- Given task
In the entries below, how many lines hold the string "komunikacích"? Give only the number.

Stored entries

— START —

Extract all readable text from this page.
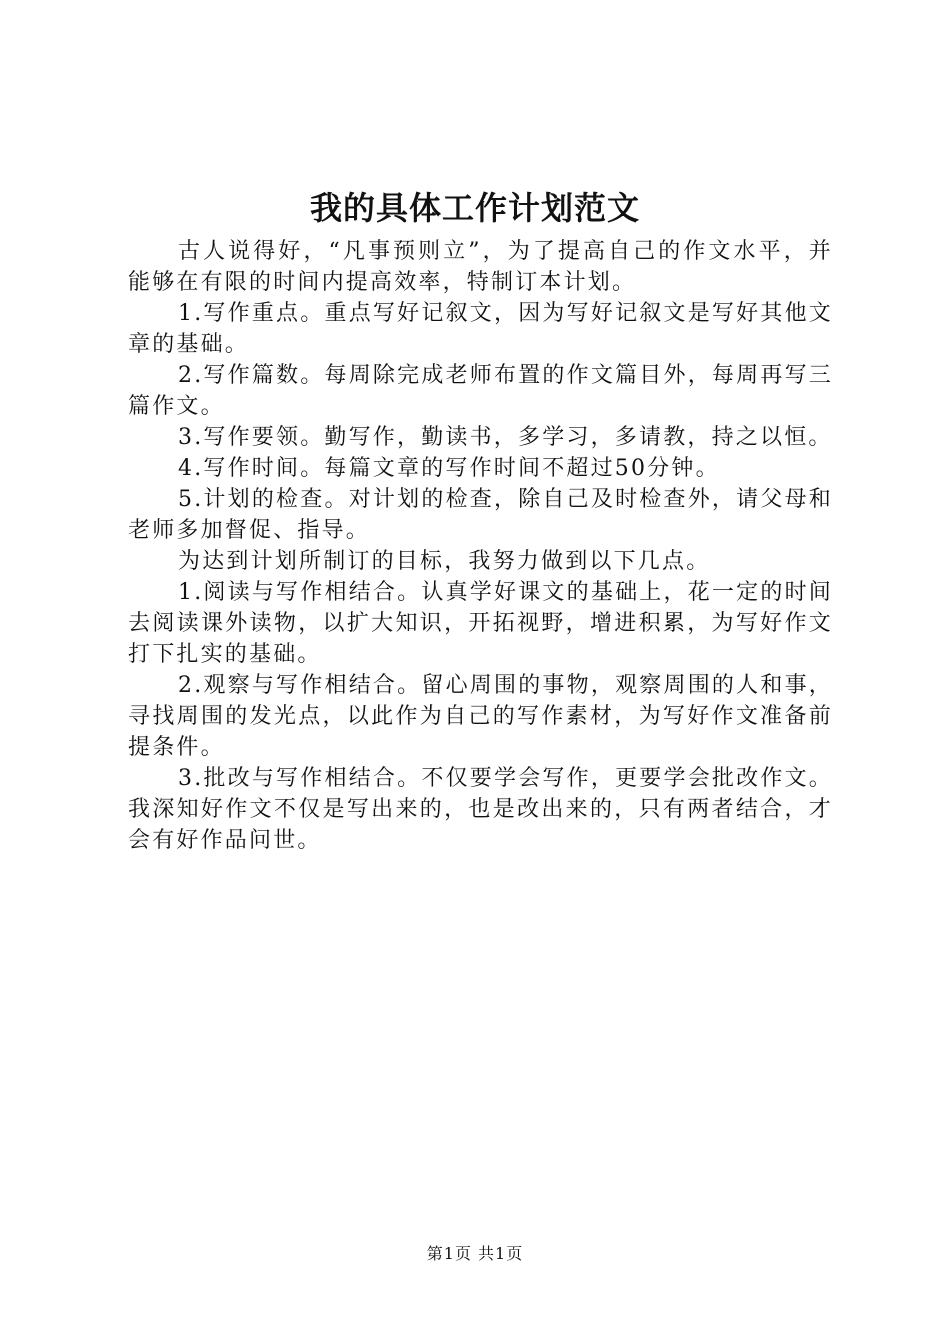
我的具体工作计划范文

古人说得好，“凡事预则立”，为了提高自己的作文水平，并能够在有限的时间内提高效率，特制订本计划。

1.写作重点。重点写好记叙文，因为写好记叙文是写好其他文章的基础。

2.写作篇数。每周除完成老师布置的作文篇目外，每周再写三篇作文。

3.写作要领。勤写作，勤读书，多学习，多请教，持之以恒。

4.写作时间。每篇文章的写作时间不超过50分钟。

5.计划的检查。对计划的检查，除自己及时检查外，请父母和老师多加督促、指导。

为达到计划所制订的目标，我努力做到以下几点。

1.阅读与写作相结合。认真学好课文的基础上，花一定的时间去阅读课外读物，以扩大知识，开拓视野，增进积累，为写好作文打下扎实的基础。

2.观察与写作相结合。留心周围的事物，观察周围的人和事，寻找周围的发光点，以此作为自己的写作素材，为写好作文准备前提条件。

3.批改与写作相结合。不仅要学会写作，更要学会批改作文。我深知好作文不仅是写出来的，也是改出来的，只有两者结合，才会有好作品问世。

第1页 共1页
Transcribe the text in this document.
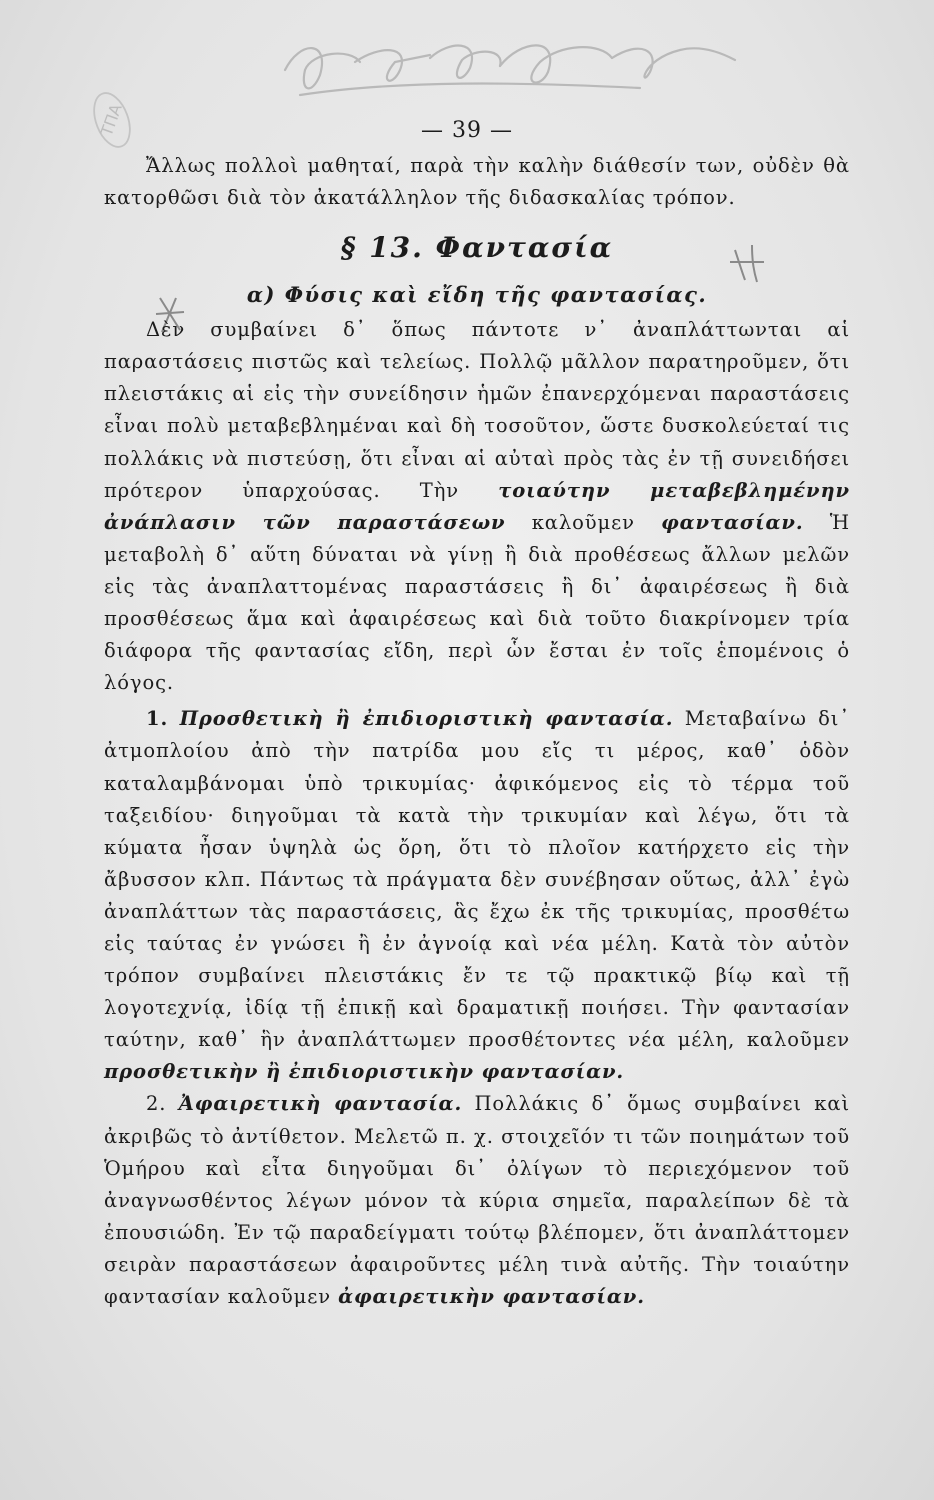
ΤΠΑ	— 39 —

Ἄλλως πολλοὶ μαθηταί, παρὰ τὴν καλὴν διάθεσίν των, οὐδὲν θὰ κατορθῶσι διὰ τὸν ἀκατάλληλον τῆς διδασκαλίας τρόπον.

§ 13. Φαντασία
α) Φύσις καὶ εἴδη τῆς φαντασίας.

Δὲν συμβαίνει δ᾽ ὅπως πάντοτε ν᾽ ἀναπλάττωνται αἱ παραστάσεις πιστῶς καὶ τελείως. Πολλῷ μᾶλλον παρατηροῦμεν, ὅτι πλειστάκις αἱ εἰς τὴν συνείδησιν ἡμῶν ἐπανερχόμεναι παραστάσεις εἶναι πολὺ μεταβεβλημέναι καὶ δὴ τοσοῦτον, ὥστε δυσκολεύεταί τις πολλάκις νὰ πιστεύσῃ, ὅτι εἶναι αἱ αὐταὶ πρὸς τὰς ἐν τῇ συνειδήσει πρότερον ὑπαρχούσας. Τὴν τοιαύτην μεταβεβλημένην ἀνάπλασιν τῶν παραστάσεων καλοῦμεν φαντασίαν. Ἡ μεταβολὴ δ᾽ αὕτη δύναται νὰ γίνῃ ἢ διὰ προθέσεως ἄλλων μελῶν εἰς τὰς ἀναπλαττομένας παραστάσεις ἢ δι᾽ ἀφαιρέσεως ἢ διὰ προσθέσεως ἅμα καὶ ἀφαιρέσεως καὶ διὰ τοῦτο διακρίνομεν τρία διάφορα τῆς φαντασίας εἴδη, περὶ ὧν ἔσται ἐν τοῖς ἑπομένοις ὁ λόγος.

1. Προσθετικὴ ἢ ἐπιδιοριστικὴ φαντασία. Μεταβαίνω δι᾽ ἀτμοπλοίου ἀπὸ τὴν πατρίδα μου εἴς τι μέρος, καθ᾽ ὁδὸν καταλαμβάνομαι ὑπὸ τρικυμίας· ἀφικόμενος εἰς τὸ τέρμα τοῦ ταξειδίου· διηγοῦμαι τὰ κατὰ τὴν τρικυμίαν καὶ λέγω, ὅτι τὰ κύματα ἦσαν ὑψηλὰ ὡς ὄρη, ὅτι τὸ πλοῖον κατήρχετο εἰς τὴν ἄβυσσον κλπ. Πάντως τὰ πράγματα δὲν συνέβησαν οὕτως, ἀλλ᾽ ἐγὼ ἀναπλάττων τὰς παραστάσεις, ἃς ἔχω ἐκ τῆς τρικυμίας, προσθέτω εἰς ταύτας ἐν γνώσει ἢ ἐν ἀγνοίᾳ καὶ νέα μέλη. Κατὰ τὸν αὐτὸν τρόπον συμβαίνει πλειστάκις ἔν τε τῷ πρακτικῷ βίῳ καὶ τῇ λογοτεχνίᾳ, ἰδίᾳ τῇ ἐπικῇ καὶ δραματικῇ ποιήσει. Τὴν φαντασίαν ταύτην, καθ᾽ ἣν ἀναπλάττωμεν προσθέτοντες νέα μέλη, καλοῦμεν προσθετικὴν ἢ ἐπιδιοριστικὴν φαντασίαν.

2. Ἀφαιρετικὴ φαντασία. Πολλάκις δ᾽ ὅμως συμβαίνει καὶ ἀκριβῶς τὸ ἀντίθετον. Μελετῶ π. χ. στοιχεῖόν τι τῶν ποιημάτων τοῦ Ὁμήρου καὶ εἶτα διηγοῦμαι δι᾽ ὀλίγων τὸ περιεχόμενον τοῦ ἀναγνωσθέντος λέγων μόνον τὰ κύρια σημεῖα, παραλείπων δὲ τὰ ἐπουσιώδη. Ἐν τῷ παραδείγματι τούτῳ βλέπομεν, ὅτι ἀναπλάττομεν σειρὰν παραστάσεων ἀφαιροῦντες μέλη τινὰ αὐτῆς. Τὴν τοιαύτην φαντασίαν καλοῦμεν ἀφαιρετικὴν φαντασίαν.
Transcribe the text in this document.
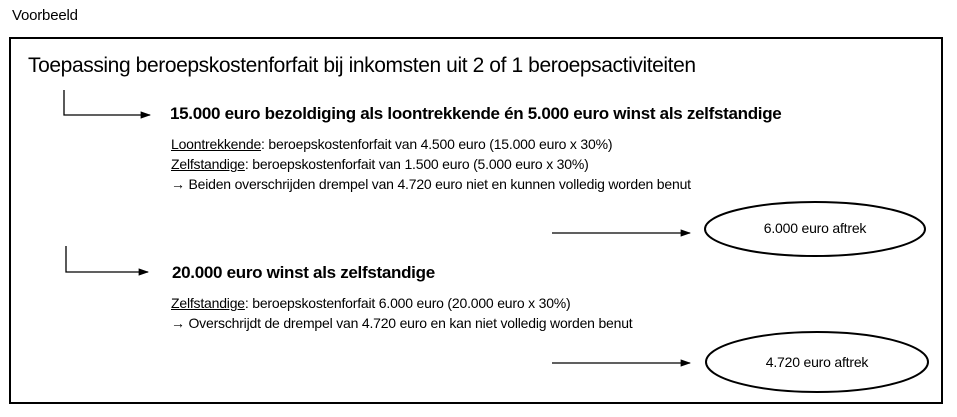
Voorbeeld
Toepassing beroepskostenforfait bij inkomsten uit 2 of 1 beroepsactiviteiten
15.000 euro bezoldiging als loontrekkende én 5.000 euro winst als zelfstandige
Loontrekkende: beroepskostenforfait van 4.500 euro (15.000 euro x 30%)
Zelfstandige: beroepskostenforfait van 1.500 euro (5.000 euro x 30%)
→ Beiden overschrijden drempel van 4.720 euro niet en kunnen volledig worden benut
6.000 euro aftrek
20.000 euro winst als zelfstandige
Zelfstandige: beroepskostenforfait 6.000 euro (20.000 euro x 30%)
→ Overschrijdt de drempel van 4.720 euro en kan niet volledig worden benut
4.720 euro aftrek
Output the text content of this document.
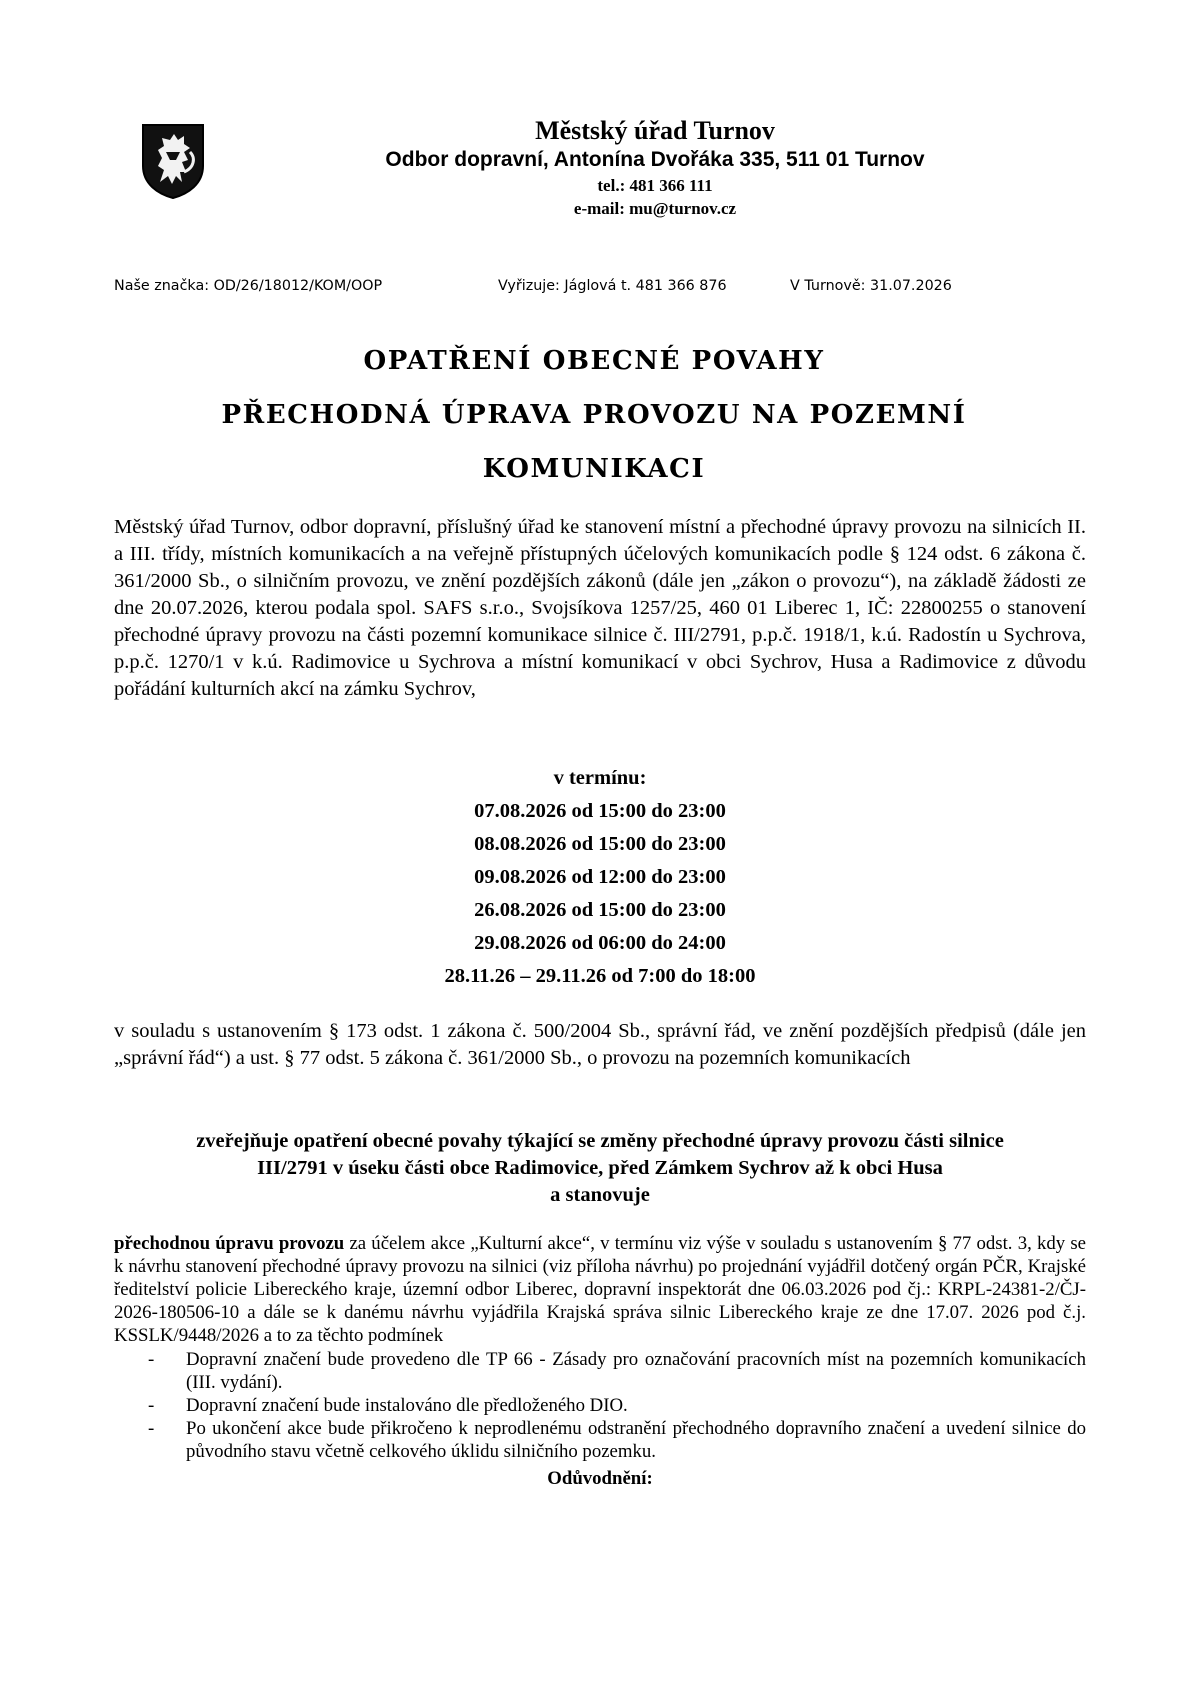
Městský úřad Turnov
Odbor dopravní, Antonína Dvořáka 335, 511 01 Turnov
tel.: 481 366 111
e-mail: mu@turnov.cz
Naše značka: OD/26/18012/KOM/OOP	Vyřizuje: Jáglová t. 481 366 876	V Turnově: 31.07.2026
OPATŘENÍ OBECNÉ POVAHY
PŘECHODNÁ ÚPRAVA PROVOZU NA POZEMNÍ
KOMUNIKACI
Městský úřad Turnov, odbor dopravní, příslušný úřad ke stanovení místní a přechodné úpravy provozu na silnicích II. a III. třídy, místních komunikacích a na veřejně přístupných účelových komunikacích podle § 124 odst. 6 zákona č. 361/2000 Sb., o silničním provozu, ve znění pozdějších zákonů (dále jen „zákon o provozu“), na základě žádosti ze dne 20.07.2026, kterou podala spol. SAFS s.r.o., Svojsíkova 1257/25, 460 01 Liberec 1, IČ: 22800255 o stanovení přechodné úpravy provozu na části pozemní komunikace silnice č. III/2791, p.p.č. 1918/1, k.ú. Radostín u Sychrova, p.p.č. 1270/1 v k.ú. Radimovice u Sychrova a místní komunikací v obci Sychrov, Husa a Radimovice z důvodu pořádání kulturních akcí na zámku Sychrov,
v termínu:
07.08.2026 od 15:00 do 23:00
08.08.2026 od 15:00 do 23:00
09.08.2026 od 12:00 do 23:00
26.08.2026 od 15:00 do 23:00
29.08.2026 od 06:00 do 24:00
28.11.26 – 29.11.26 od 7:00 do 18:00
v souladu s ustanovením § 173 odst. 1 zákona č. 500/2004 Sb., správní řád, ve znění pozdějších předpisů (dále jen „správní řád“) a ust. § 77 odst. 5 zákona č. 361/2000 Sb., o provozu na pozemních komunikacích
zveřejňuje opatření obecné povahy týkající se změny přechodné úpravy provozu části silnice
III/2791 v úseku části obce Radimovice, před Zámkem Sychrov až k obci Husa
a stanovuje
přechodnou úpravu provozu za účelem akce „Kulturní akce“, v termínu viz výše v souladu s ustanovením § 77 odst. 3, kdy se k návrhu stanovení přechodné úpravy provozu na silnici (viz příloha návrhu) po projednání vyjádřil dotčený orgán PČR, Krajské ředitelství policie Libereckého kraje, územní odbor Liberec, dopravní inspektorát dne 06.03.2026 pod čj.: KRPL-24381-2/ČJ-2026-180506-10 a dále se k danému návrhu vyjádřila Krajská správa silnic Libereckého kraje ze dne 17.07. 2026 pod č.j. KSSLK/9448/2026 a to za těchto podmínek
- Dopravní značení bude provedeno dle TP 66 - Zásady pro označování pracovních míst na pozemních komunikacích (III. vydání).
- Dopravní značení bude instalováno dle předloženého DIO.
- Po ukončení akce bude přikročeno k neprodlenému odstranění přechodného dopravního značení a uvedení silnice do původního stavu včetně celkového úklidu silničního pozemku.
Odůvodnění:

— END —

- Written reply
3